▶ Task
Output exactly, and only, the stretch of lines beginning at the line with "What text is on this page?" and ending at the last line of the listing below. Drop the pictures.

▶ Dataset entries

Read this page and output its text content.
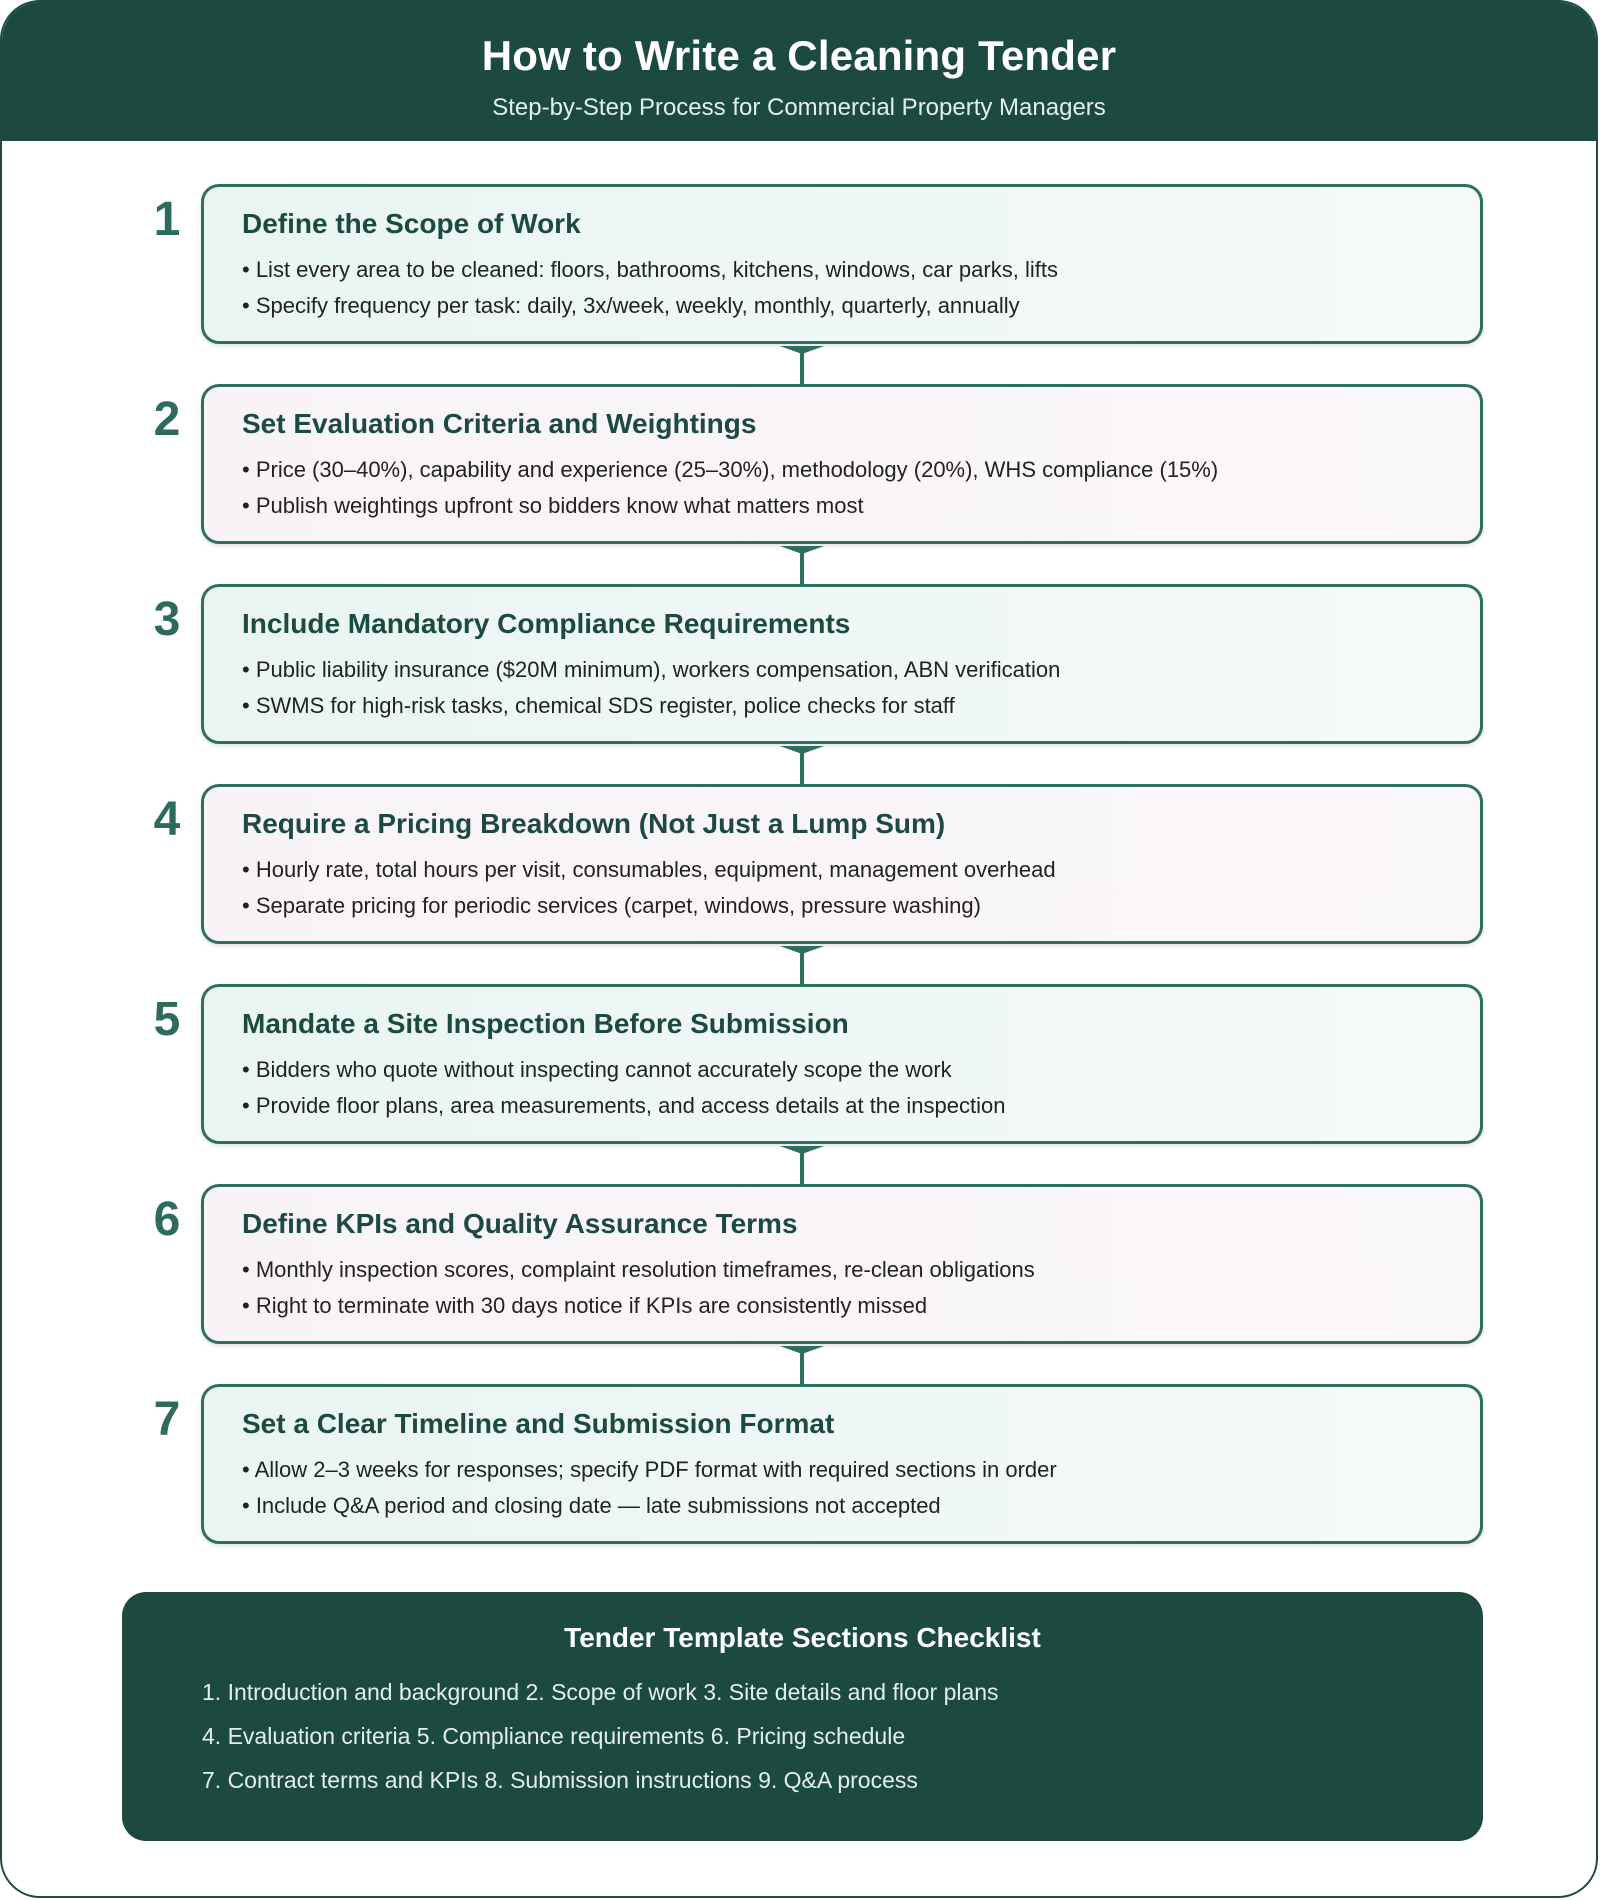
How to Write a Cleaning Tender
Step-by-Step Process for Commercial Property Managers
1	Define the Scope of Work
• List every area to be cleaned: floors, bathrooms, kitchens, windows, car parks, lifts
• Specify frequency per task: daily, 3x/week, weekly, monthly, quarterly, annually
2	Set Evaluation Criteria and Weightings
• Price (30–40%), capability and experience (25–30%), methodology (20%), WHS compliance (15%)
• Publish weightings upfront so bidders know what matters most
3	Include Mandatory Compliance Requirements
• Public liability insurance ($20M minimum), workers compensation, ABN verification
• SWMS for high-risk tasks, chemical SDS register, police checks for staff
4	Require a Pricing Breakdown (Not Just a Lump Sum)
• Hourly rate, total hours per visit, consumables, equipment, management overhead
• Separate pricing for periodic services (carpet, windows, pressure washing)
5	Mandate a Site Inspection Before Submission
• Bidders who quote without inspecting cannot accurately scope the work
• Provide floor plans, area measurements, and access details at the inspection
6	Define KPIs and Quality Assurance Terms
• Monthly inspection scores, complaint resolution timeframes, re-clean obligations
• Right to terminate with 30 days notice if KPIs are consistently missed
7	Set a Clear Timeline and Submission Format
• Allow 2–3 weeks for responses; specify PDF format with required sections in order
• Include Q&A period and closing date — late submissions not accepted
Tender Template Sections Checklist
1. Introduction and background 2. Scope of work 3. Site details and floor plans
4. Evaluation criteria 5. Compliance requirements 6. Pricing schedule
7. Contract terms and KPIs 8. Submission instructions 9. Q&A process
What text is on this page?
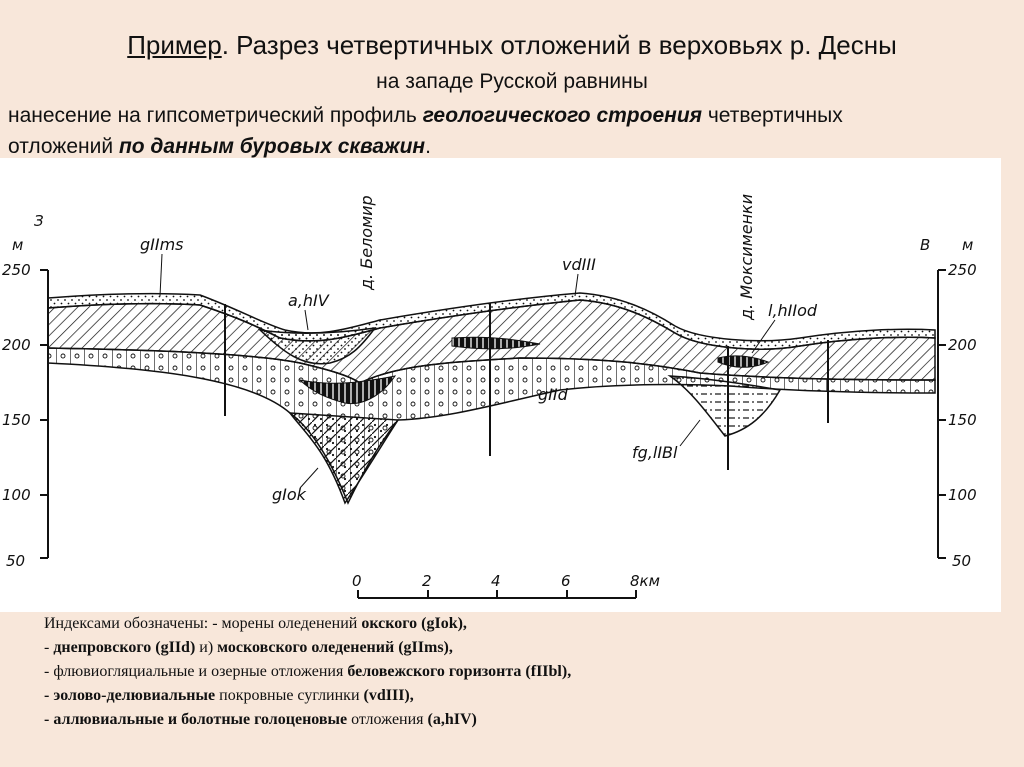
Пример. Разрез четвертичных отложений в верховьях р. Десны
на западе Русской равнины
нанесение на гипсометрический профиль геологического строения четвертичных
отложений по данным буровых скважин.
З
м
250
200
150
100
50
В м
250
200
150
100
50
д. Беломир	д. Моксименки
gIIms
a,hIV
vdIII
l,hIIod
gIId
fg,lIBl
gIok
0	2	4	6	8км
Индексами обозначены: - морены оледенений окского (gIok),
- днепровского (gIId) и) московского оледенений (gIIms),
- флювиогляциальные и озерные отложения беловежского горизонта (fIIbl),
- эолово-делювиальные покровные суглинки (vdIII),
- аллювиальные и болотные голоценовые отложения (a,hIV)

▶ Task response
What text is on this page?
Пример. Разрез четвертичных отложений в верховьях р. Десны
на западе Русской равнины
нанесение на гипсометрический профиль геологического строения четвертичных
отложений по данным буровых скважин.
З
м
250
200
150
100
50
В м
250
200
150
100
50
д. Беломир	д. Моксименки
gIIms
a,hIV
vdIII
l,hIIod
gIId
fg,lIBl
gIok
0	2	4	6	8км
Индексами обозначены: - морены оледенений окского (gIok),
- днепровского (gIId) и) московского оледенений (gIIms),
- флювиогляциальные и озерные отложения беловежского горизонта (fIIbl),
- эолово-делювиальные покровные суглинки (vdIII),
- аллювиальные и болотные голоценовые отложения (a,hIV)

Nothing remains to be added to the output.